■ **What this task involves**: Find every line below that contains the word "Highlight" and copy it out.
:: Material for the task ::
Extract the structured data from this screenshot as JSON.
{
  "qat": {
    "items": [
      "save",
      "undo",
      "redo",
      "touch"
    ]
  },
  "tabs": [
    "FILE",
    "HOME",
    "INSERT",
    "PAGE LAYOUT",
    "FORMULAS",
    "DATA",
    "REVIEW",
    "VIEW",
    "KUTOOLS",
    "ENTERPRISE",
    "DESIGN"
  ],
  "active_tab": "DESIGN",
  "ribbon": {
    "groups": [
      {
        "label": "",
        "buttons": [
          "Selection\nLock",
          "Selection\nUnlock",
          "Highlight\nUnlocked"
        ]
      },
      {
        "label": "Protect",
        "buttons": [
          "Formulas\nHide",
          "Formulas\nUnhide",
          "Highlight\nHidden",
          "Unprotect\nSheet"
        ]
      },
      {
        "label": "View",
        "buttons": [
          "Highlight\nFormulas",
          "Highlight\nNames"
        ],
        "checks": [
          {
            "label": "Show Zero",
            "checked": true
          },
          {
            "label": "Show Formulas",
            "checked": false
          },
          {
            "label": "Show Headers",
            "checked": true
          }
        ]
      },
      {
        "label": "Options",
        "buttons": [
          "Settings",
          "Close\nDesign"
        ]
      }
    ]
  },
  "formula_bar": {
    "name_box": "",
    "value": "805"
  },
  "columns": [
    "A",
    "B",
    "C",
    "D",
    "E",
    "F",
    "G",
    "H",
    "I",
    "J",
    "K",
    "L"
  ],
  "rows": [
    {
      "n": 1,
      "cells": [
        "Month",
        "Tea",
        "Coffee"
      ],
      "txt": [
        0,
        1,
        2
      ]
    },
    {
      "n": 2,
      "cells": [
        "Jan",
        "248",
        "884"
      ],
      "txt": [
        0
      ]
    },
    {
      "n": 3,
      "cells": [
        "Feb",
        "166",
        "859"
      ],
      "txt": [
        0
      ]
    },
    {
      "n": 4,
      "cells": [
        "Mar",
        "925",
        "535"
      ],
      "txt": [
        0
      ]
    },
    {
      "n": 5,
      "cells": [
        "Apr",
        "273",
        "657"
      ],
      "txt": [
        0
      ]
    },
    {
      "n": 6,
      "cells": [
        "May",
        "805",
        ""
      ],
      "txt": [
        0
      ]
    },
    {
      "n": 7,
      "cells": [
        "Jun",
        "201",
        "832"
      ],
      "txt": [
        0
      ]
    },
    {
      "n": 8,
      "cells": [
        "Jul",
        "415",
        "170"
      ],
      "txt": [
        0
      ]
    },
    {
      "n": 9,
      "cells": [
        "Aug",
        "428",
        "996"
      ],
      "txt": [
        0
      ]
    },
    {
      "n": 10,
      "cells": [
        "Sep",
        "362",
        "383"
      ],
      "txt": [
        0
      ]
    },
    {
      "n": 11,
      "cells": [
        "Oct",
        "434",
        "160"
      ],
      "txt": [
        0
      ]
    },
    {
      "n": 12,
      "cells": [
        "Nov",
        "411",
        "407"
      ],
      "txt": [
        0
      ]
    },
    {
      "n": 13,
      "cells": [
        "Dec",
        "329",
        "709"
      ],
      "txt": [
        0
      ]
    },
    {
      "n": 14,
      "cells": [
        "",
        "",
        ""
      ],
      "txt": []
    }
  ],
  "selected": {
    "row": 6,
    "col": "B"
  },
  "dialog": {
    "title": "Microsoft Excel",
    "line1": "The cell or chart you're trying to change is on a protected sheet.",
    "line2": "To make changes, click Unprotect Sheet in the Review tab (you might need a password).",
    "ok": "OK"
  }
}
:::
■ **Task solution**:
          "Highlight\nUnlocked"
          "Highlight\nHidden",
          "Highlight\nFormulas",
          "Highlight\nNames"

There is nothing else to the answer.